--- BEGIN Extracted material ---

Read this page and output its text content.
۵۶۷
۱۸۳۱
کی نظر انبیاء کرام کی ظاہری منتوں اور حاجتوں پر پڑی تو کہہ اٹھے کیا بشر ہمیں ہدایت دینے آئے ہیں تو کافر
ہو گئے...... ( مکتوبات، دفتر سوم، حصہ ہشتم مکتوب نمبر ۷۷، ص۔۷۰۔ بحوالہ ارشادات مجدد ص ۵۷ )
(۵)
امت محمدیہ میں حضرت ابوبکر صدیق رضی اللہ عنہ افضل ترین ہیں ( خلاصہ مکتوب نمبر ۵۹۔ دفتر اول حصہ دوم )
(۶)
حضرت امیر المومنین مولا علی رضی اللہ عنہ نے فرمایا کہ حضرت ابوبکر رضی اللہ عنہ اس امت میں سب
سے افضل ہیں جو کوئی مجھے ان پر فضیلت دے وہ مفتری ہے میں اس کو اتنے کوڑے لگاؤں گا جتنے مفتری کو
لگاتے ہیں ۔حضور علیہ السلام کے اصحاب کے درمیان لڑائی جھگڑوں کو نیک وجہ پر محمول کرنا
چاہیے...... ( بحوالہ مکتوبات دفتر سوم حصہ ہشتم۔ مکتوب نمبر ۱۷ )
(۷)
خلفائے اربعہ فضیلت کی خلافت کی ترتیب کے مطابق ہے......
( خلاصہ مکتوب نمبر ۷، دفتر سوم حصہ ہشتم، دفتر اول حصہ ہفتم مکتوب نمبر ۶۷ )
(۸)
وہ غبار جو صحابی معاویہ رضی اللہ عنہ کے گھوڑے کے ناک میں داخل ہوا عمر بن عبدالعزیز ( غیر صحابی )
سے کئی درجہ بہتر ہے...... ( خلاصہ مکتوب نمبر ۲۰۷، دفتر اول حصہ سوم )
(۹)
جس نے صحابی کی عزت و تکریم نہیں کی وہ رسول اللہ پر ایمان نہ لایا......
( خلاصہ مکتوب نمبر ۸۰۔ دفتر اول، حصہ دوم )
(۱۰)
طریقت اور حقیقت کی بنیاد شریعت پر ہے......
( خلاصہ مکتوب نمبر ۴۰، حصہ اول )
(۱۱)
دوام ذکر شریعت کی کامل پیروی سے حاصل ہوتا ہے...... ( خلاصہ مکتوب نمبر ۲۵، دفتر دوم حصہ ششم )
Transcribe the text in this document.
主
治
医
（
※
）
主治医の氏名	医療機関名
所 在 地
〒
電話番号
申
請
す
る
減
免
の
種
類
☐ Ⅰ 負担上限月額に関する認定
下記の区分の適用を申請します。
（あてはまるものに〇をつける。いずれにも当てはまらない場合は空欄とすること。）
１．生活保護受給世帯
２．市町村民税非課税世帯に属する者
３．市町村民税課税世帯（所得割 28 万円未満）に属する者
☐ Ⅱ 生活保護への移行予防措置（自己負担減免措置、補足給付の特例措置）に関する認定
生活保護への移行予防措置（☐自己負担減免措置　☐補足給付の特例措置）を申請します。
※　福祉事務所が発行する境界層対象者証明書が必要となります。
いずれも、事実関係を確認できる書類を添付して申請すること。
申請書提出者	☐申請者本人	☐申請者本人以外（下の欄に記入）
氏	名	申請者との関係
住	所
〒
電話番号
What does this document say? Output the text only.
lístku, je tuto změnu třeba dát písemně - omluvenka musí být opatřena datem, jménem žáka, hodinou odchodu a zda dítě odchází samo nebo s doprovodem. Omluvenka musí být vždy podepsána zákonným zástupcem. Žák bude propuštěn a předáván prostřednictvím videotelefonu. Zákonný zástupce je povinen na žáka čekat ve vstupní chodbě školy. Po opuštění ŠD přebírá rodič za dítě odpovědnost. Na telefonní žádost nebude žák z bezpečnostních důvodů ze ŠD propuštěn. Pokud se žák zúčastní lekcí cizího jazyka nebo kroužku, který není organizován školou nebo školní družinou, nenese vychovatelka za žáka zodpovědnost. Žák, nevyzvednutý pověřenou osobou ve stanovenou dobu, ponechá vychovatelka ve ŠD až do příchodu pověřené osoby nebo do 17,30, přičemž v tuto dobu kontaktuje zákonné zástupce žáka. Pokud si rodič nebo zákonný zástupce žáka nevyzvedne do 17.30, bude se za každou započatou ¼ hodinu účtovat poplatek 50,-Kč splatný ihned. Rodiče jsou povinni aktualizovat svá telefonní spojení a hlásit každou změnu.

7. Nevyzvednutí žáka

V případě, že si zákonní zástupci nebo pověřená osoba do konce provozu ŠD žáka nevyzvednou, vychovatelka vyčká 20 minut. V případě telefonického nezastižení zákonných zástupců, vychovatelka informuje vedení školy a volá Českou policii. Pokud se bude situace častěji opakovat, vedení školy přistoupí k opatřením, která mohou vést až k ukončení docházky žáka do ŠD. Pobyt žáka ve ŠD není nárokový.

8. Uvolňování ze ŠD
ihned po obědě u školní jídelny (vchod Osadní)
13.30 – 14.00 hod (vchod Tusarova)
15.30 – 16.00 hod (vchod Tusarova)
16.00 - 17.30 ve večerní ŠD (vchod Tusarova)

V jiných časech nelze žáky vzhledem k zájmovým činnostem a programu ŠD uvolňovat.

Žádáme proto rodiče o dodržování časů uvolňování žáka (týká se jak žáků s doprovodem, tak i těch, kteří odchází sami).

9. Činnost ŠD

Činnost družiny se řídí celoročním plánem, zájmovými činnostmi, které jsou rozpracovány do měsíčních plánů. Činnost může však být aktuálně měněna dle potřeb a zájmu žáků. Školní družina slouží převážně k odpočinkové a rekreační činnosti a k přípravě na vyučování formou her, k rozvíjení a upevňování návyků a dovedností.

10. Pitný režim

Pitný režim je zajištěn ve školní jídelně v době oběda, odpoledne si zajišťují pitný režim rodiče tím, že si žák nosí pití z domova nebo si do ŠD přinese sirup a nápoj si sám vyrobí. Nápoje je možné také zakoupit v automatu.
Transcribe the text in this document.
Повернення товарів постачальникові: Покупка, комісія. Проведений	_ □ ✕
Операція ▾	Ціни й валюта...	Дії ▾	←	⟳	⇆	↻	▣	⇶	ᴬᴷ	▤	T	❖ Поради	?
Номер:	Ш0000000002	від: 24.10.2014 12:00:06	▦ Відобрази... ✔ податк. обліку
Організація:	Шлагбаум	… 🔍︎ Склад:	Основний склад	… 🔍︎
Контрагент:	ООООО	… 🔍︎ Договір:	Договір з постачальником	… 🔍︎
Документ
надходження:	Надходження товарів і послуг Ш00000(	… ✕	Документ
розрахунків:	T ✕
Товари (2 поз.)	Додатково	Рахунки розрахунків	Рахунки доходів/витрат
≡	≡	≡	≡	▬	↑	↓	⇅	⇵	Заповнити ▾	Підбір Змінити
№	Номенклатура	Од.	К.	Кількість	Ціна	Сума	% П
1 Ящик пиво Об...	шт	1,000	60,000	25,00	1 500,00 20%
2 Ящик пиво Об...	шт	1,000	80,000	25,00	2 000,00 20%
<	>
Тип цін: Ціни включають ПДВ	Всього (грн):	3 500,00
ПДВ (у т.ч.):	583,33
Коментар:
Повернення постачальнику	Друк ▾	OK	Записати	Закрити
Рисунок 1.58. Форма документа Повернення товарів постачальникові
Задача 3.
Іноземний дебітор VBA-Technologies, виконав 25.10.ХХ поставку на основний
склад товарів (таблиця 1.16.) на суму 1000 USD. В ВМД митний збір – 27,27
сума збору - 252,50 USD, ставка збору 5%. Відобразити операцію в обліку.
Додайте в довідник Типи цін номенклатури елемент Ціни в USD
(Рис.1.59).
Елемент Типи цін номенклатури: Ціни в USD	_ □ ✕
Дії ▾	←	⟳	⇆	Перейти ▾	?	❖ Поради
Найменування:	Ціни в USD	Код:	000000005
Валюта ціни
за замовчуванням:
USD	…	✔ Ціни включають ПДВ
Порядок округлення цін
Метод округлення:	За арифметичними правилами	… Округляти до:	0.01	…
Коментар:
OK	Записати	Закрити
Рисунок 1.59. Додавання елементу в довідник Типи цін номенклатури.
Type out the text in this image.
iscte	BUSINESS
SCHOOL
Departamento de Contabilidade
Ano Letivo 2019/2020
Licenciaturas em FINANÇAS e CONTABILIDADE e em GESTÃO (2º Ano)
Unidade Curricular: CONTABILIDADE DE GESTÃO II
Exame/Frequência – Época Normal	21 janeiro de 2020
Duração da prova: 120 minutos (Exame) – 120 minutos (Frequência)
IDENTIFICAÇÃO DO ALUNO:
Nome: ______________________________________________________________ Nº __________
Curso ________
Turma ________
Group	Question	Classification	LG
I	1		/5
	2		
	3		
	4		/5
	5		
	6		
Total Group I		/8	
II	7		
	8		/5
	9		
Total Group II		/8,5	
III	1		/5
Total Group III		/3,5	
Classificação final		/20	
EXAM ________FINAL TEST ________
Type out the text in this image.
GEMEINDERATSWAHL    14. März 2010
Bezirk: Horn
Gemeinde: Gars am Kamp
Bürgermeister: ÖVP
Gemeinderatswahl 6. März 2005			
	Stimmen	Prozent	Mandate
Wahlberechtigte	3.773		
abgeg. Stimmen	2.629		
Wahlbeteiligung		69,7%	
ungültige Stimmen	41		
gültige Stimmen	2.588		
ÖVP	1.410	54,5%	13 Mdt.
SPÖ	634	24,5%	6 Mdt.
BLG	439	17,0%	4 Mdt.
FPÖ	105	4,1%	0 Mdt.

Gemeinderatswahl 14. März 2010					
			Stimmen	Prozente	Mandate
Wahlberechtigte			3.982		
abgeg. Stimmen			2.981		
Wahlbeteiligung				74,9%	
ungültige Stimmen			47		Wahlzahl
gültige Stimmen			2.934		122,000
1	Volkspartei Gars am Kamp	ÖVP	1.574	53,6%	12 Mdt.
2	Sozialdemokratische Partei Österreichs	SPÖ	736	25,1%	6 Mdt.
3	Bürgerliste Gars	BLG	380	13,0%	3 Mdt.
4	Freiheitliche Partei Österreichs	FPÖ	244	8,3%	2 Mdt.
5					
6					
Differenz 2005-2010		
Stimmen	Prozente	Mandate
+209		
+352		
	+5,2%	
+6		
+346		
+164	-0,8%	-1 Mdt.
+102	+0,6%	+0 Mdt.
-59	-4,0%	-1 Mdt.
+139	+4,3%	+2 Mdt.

--- END Extracted material ---

**Work to do**
What is the number of lines in the data that hold the word "GESTÃO"? Reply with that number and nothing else.

**Reply to the task**
2